• **WORK REQUIRED**: Go line by line through the records below. Copy whichever lines contain the string "number".

• **Extracts from a graphics dataset**:
▬▬▬

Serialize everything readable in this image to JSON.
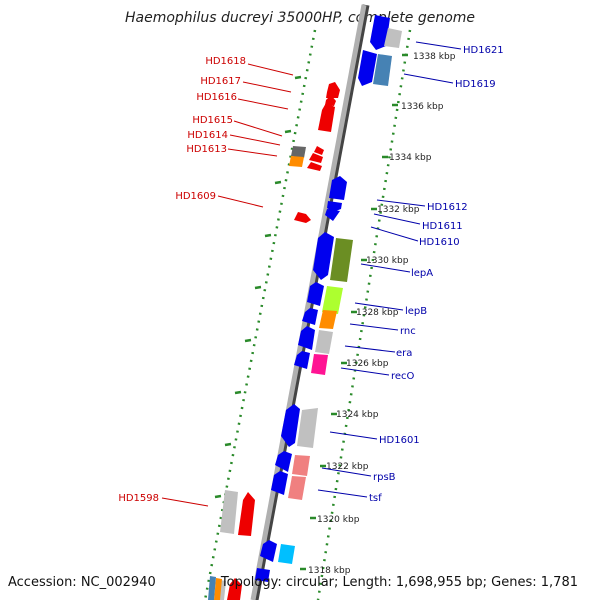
{
  "title": "Haemophilus ducreyi 35000HP, complete genome",
  "footer": {
    "accession": "Accession: NC_002940",
    "summary": "Topology: circular; Length: 1,698,955 bp; Genes: 1,781"
  },
  "ruler_labels": [
    "1338 kbp",
    "1336 kbp",
    "1334 kbp",
    "1332 kbp",
    "1330 kbp",
    "1328 kbp",
    "1326 kbp",
    "1324 kbp",
    "1322 kbp",
    "1320 kbp",
    "1318 kbp"
  ],
  "colors": {
    "forward_label": "#cc0000",
    "reverse_label": "#0000aa",
    "backbone": "#999999",
    "dots": "#2a8a2a",
    "red": "#ff0000",
    "blue": "#0000ee",
    "gray": "#bbbbbb",
    "olive": "#6b8e23",
    "lime": "#adff2f",
    "orange": "#ff8c00",
    "pink": "#ff1493",
    "salmon": "#f08080",
    "steel": "#4682b4",
    "sky": "#00bfff",
    "dark": "#666666"
  },
  "left_labels": [
    "HD1618",
    "HD1617",
    "HD1616",
    "HD1615",
    "HD1614",
    "HD1613",
    "HD1609",
    "HD1598"
  ],
  "right_labels": [
    "HD1621",
    "HD1619",
    "HD1612",
    "HD1611",
    "HD1610",
    "lepA",
    "lepB",
    "rnc",
    "era",
    "recO",
    "HD1601",
    "rpsB",
    "tsf"
  ]
}
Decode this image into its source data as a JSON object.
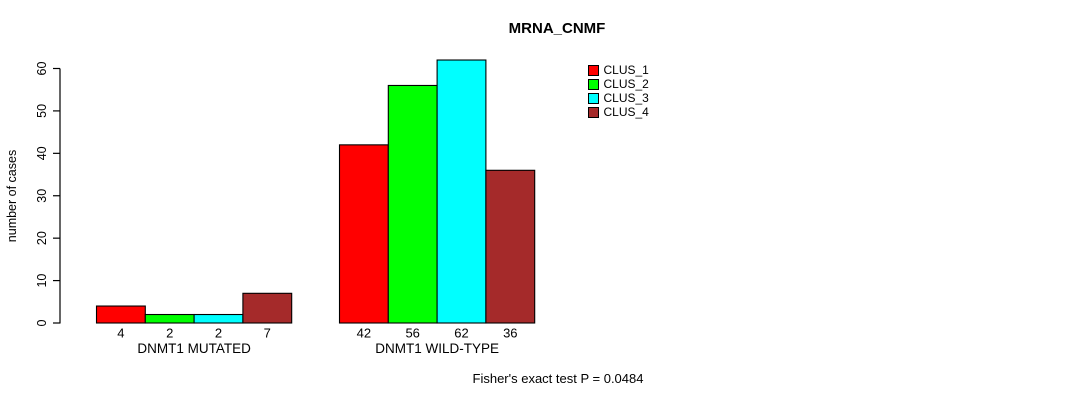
{
  "chart_data": {
    "type": "bar",
    "title": "MRNA_CNMF",
    "ylabel": "number of cases",
    "xlabel": "",
    "ylim": [
      0,
      60
    ],
    "yticks": [
      0,
      10,
      20,
      30,
      40,
      50,
      60
    ],
    "categories": [
      "DNMT1 MUTATED",
      "DNMT1 WILD-TYPE"
    ],
    "series": [
      {
        "name": "CLUS_1",
        "color": "#ff0000",
        "values": [
          4,
          42
        ]
      },
      {
        "name": "CLUS_2",
        "color": "#00ff00",
        "values": [
          2,
          56
        ]
      },
      {
        "name": "CLUS_3",
        "color": "#00ffff",
        "values": [
          2,
          62
        ]
      },
      {
        "name": "CLUS_4",
        "color": "#a52a2a",
        "values": [
          7,
          36
        ]
      }
    ],
    "bar_value_labels": [
      [
        "4",
        "2",
        "2",
        "7"
      ],
      [
        "42",
        "56",
        "62",
        "36"
      ]
    ],
    "legend_position": "top-right",
    "grid": false,
    "annotation": "Fisher's exact test P = 0.0484"
  }
}
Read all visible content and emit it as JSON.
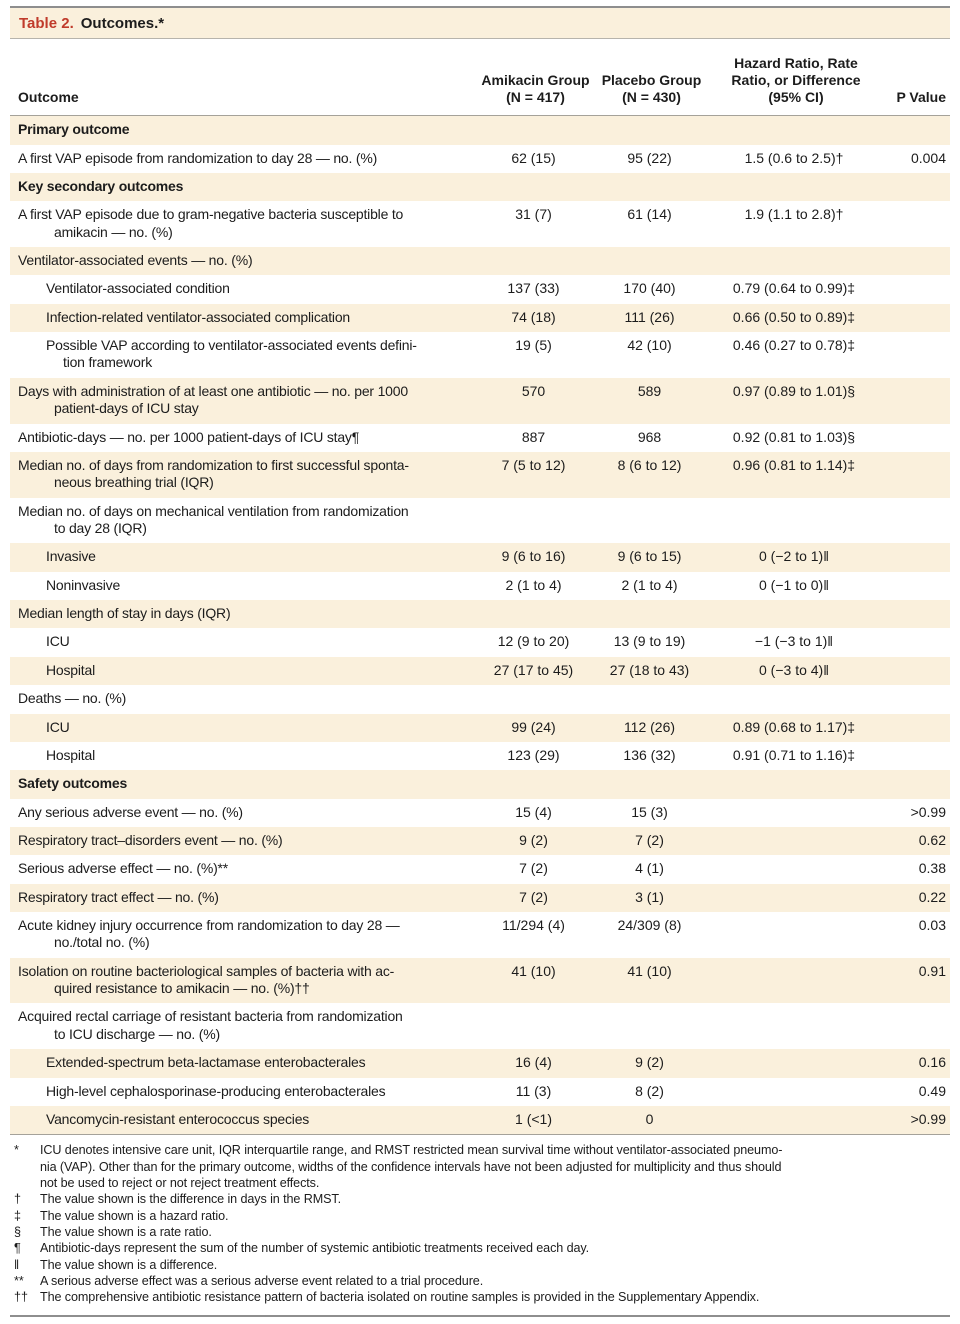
{
  "colors": {
    "accent_red": "#c03b2b",
    "row_shade": "#faf0dc"
  },
  "title": {
    "prefix": "Table 2.",
    "rest": "Outcomes.*"
  },
  "header": {
    "outcome": "Outcome",
    "amikacin": "Amikacin Group\n(N = 417)",
    "placebo": "Placebo Group\n(N = 430)",
    "ratio": "Hazard Ratio, Rate\nRatio, or Difference\n(95% CI)",
    "p_value": "P Value"
  },
  "rows": [
    {
      "type": "section",
      "level": 0,
      "shaded": true,
      "label": "Primary outcome",
      "amikacin": "",
      "placebo": "",
      "ratio": "",
      "p": ""
    },
    {
      "type": "data",
      "level": 0,
      "shaded": false,
      "label": "A first VAP episode from randomization to day 28 — no. (%)",
      "amikacin": "62 (15)",
      "placebo": "95 (22)",
      "ratio": "1.5 (0.6 to 2.5)†",
      "p": "0.004"
    },
    {
      "type": "section",
      "level": 0,
      "shaded": true,
      "label": "Key secondary outcomes",
      "amikacin": "",
      "placebo": "",
      "ratio": "",
      "p": ""
    },
    {
      "type": "data",
      "level": 0,
      "shaded": false,
      "label": "A first VAP episode due to gram-negative bacteria susceptible to\namikacin — no. (%)",
      "amikacin": "31 (7)",
      "placebo": "61 (14)",
      "ratio": "1.9 (1.1 to 2.8)†",
      "p": ""
    },
    {
      "type": "data",
      "level": 0,
      "shaded": true,
      "label": "Ventilator-associated events — no. (%)",
      "amikacin": "",
      "placebo": "",
      "ratio": "",
      "p": ""
    },
    {
      "type": "data",
      "level": 1,
      "shaded": false,
      "label": "Ventilator-associated condition",
      "amikacin": "137 (33)",
      "placebo": "170 (40)",
      "ratio": "0.79 (0.64 to 0.99)‡",
      "p": ""
    },
    {
      "type": "data",
      "level": 1,
      "shaded": true,
      "label": "Infection-related ventilator-associated complication",
      "amikacin": "74 (18)",
      "placebo": "111 (26)",
      "ratio": "0.66 (0.50 to 0.89)‡",
      "p": ""
    },
    {
      "type": "data",
      "level": 1,
      "shaded": false,
      "label": "Possible VAP according to ventilator-associated events defini-\ntion framework",
      "amikacin": "19 (5)",
      "placebo": "42 (10)",
      "ratio": "0.46 (0.27 to 0.78)‡",
      "p": ""
    },
    {
      "type": "data",
      "level": 0,
      "shaded": true,
      "label": "Days with administration of at least one antibiotic — no. per 1000\npatient-days of ICU stay",
      "amikacin": "570",
      "placebo": "589",
      "ratio": "0.97 (0.89 to 1.01)§",
      "p": ""
    },
    {
      "type": "data",
      "level": 0,
      "shaded": false,
      "label": "Antibiotic-days — no. per 1000 patient-days of ICU stay¶",
      "amikacin": "887",
      "placebo": "968",
      "ratio": "0.92 (0.81 to 1.03)§",
      "p": ""
    },
    {
      "type": "data",
      "level": 0,
      "shaded": true,
      "label": "Median no. of days from randomization to first successful sponta-\nneous breathing trial (IQR)",
      "amikacin": "7 (5 to 12)",
      "placebo": "8 (6 to 12)",
      "ratio": "0.96 (0.81 to 1.14)‡",
      "p": ""
    },
    {
      "type": "data",
      "level": 0,
      "shaded": false,
      "label": "Median no. of days on mechanical ventilation from randomization\nto day 28 (IQR)",
      "amikacin": "",
      "placebo": "",
      "ratio": "",
      "p": ""
    },
    {
      "type": "data",
      "level": 1,
      "shaded": true,
      "label": "Invasive",
      "amikacin": "9 (6 to 16)",
      "placebo": "9 (6 to 15)",
      "ratio": "0 (−2 to 1)‖",
      "p": ""
    },
    {
      "type": "data",
      "level": 1,
      "shaded": false,
      "label": "Noninvasive",
      "amikacin": "2 (1 to 4)",
      "placebo": "2 (1 to 4)",
      "ratio": "0 (−1 to 0)‖",
      "p": ""
    },
    {
      "type": "data",
      "level": 0,
      "shaded": true,
      "label": "Median length of stay in days (IQR)",
      "amikacin": "",
      "placebo": "",
      "ratio": "",
      "p": ""
    },
    {
      "type": "data",
      "level": 1,
      "shaded": false,
      "label": "ICU",
      "amikacin": "12 (9 to 20)",
      "placebo": "13 (9 to 19)",
      "ratio": "−1 (−3 to 1)‖",
      "p": ""
    },
    {
      "type": "data",
      "level": 1,
      "shaded": true,
      "label": "Hospital",
      "amikacin": "27 (17 to 45)",
      "placebo": "27 (18 to 43)",
      "ratio": "0 (−3 to 4)‖",
      "p": ""
    },
    {
      "type": "data",
      "level": 0,
      "shaded": false,
      "label": "Deaths — no. (%)",
      "amikacin": "",
      "placebo": "",
      "ratio": "",
      "p": ""
    },
    {
      "type": "data",
      "level": 1,
      "shaded": true,
      "label": "ICU",
      "amikacin": "99 (24)",
      "placebo": "112 (26)",
      "ratio": "0.89 (0.68 to 1.17)‡",
      "p": ""
    },
    {
      "type": "data",
      "level": 1,
      "shaded": false,
      "label": "Hospital",
      "amikacin": "123 (29)",
      "placebo": "136 (32)",
      "ratio": "0.91 (0.71 to 1.16)‡",
      "p": ""
    },
    {
      "type": "section",
      "level": 0,
      "shaded": true,
      "label": "Safety outcomes",
      "amikacin": "",
      "placebo": "",
      "ratio": "",
      "p": ""
    },
    {
      "type": "data",
      "level": 0,
      "shaded": false,
      "label": "Any serious adverse event — no. (%)",
      "amikacin": "15 (4)",
      "placebo": "15 (3)",
      "ratio": "",
      "p": ">0.99"
    },
    {
      "type": "data",
      "level": 0,
      "shaded": true,
      "label": "Respiratory tract–disorders event — no. (%)",
      "amikacin": "9 (2)",
      "placebo": "7 (2)",
      "ratio": "",
      "p": "0.62"
    },
    {
      "type": "data",
      "level": 0,
      "shaded": false,
      "label": "Serious adverse effect — no. (%)**",
      "amikacin": "7 (2)",
      "placebo": "4 (1)",
      "ratio": "",
      "p": "0.38"
    },
    {
      "type": "data",
      "level": 0,
      "shaded": true,
      "label": "Respiratory tract effect — no. (%)",
      "amikacin": "7 (2)",
      "placebo": "3 (1)",
      "ratio": "",
      "p": "0.22"
    },
    {
      "type": "data",
      "level": 0,
      "shaded": false,
      "label": "Acute kidney injury occurrence from randomization to day 28 —\nno./total no. (%)",
      "amikacin": "11/294 (4)",
      "placebo": "24/309 (8)",
      "ratio": "",
      "p": "0.03"
    },
    {
      "type": "data",
      "level": 0,
      "shaded": true,
      "label": "Isolation on routine bacteriological samples of bacteria with ac-\nquired resistance to amikacin — no. (%)††",
      "amikacin": "41 (10)",
      "placebo": "41 (10)",
      "ratio": "",
      "p": "0.91"
    },
    {
      "type": "data",
      "level": 0,
      "shaded": false,
      "label": "Acquired rectal carriage of resistant bacteria from randomization\nto ICU discharge — no. (%)",
      "amikacin": "",
      "placebo": "",
      "ratio": "",
      "p": ""
    },
    {
      "type": "data",
      "level": 1,
      "shaded": true,
      "label": "Extended-spectrum beta-lactamase enterobacterales",
      "amikacin": "16 (4)",
      "placebo": "9 (2)",
      "ratio": "",
      "p": "0.16"
    },
    {
      "type": "data",
      "level": 1,
      "shaded": false,
      "label": "High-level cephalosporinase-producing enterobacterales",
      "amikacin": "11 (3)",
      "placebo": "8 (2)",
      "ratio": "",
      "p": "0.49"
    },
    {
      "type": "data",
      "level": 1,
      "shaded": true,
      "label": "Vancomycin-resistant enterococcus species",
      "amikacin": "1 (<1)",
      "placebo": "0",
      "ratio": "",
      "p": ">0.99"
    }
  ],
  "footnotes": [
    {
      "sym": "*",
      "text": "ICU denotes intensive care unit, IQR interquartile range, and RMST restricted mean survival time without ventilator-associated pneumo-\nnia (VAP). Other than for the primary outcome, widths of the confidence intervals have not been adjusted for multiplicity and thus should\nnot be used to reject or not reject treatment effects."
    },
    {
      "sym": "†",
      "text": "The value shown is the difference in days in the RMST."
    },
    {
      "sym": "‡",
      "text": "The value shown is a hazard ratio."
    },
    {
      "sym": "§",
      "text": "The value shown is a rate ratio."
    },
    {
      "sym": "¶",
      "text": "Antibiotic-days represent the sum of the number of systemic antibiotic treatments received each day."
    },
    {
      "sym": "‖",
      "text": "The value shown is a difference."
    },
    {
      "sym": "**",
      "text": "A serious adverse effect was a serious adverse event related to a trial procedure."
    },
    {
      "sym": "††",
      "text": "The comprehensive antibiotic resistance pattern of bacteria isolated on routine samples is provided in the Supplementary Appendix."
    }
  ]
}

▬▬▬

• **EXERCISE OUTPUT**:
    "ylabel": "number of cases",
      "text": "Antibiotic-days represent the sum of the number of systemic antibiotic treatments received each day."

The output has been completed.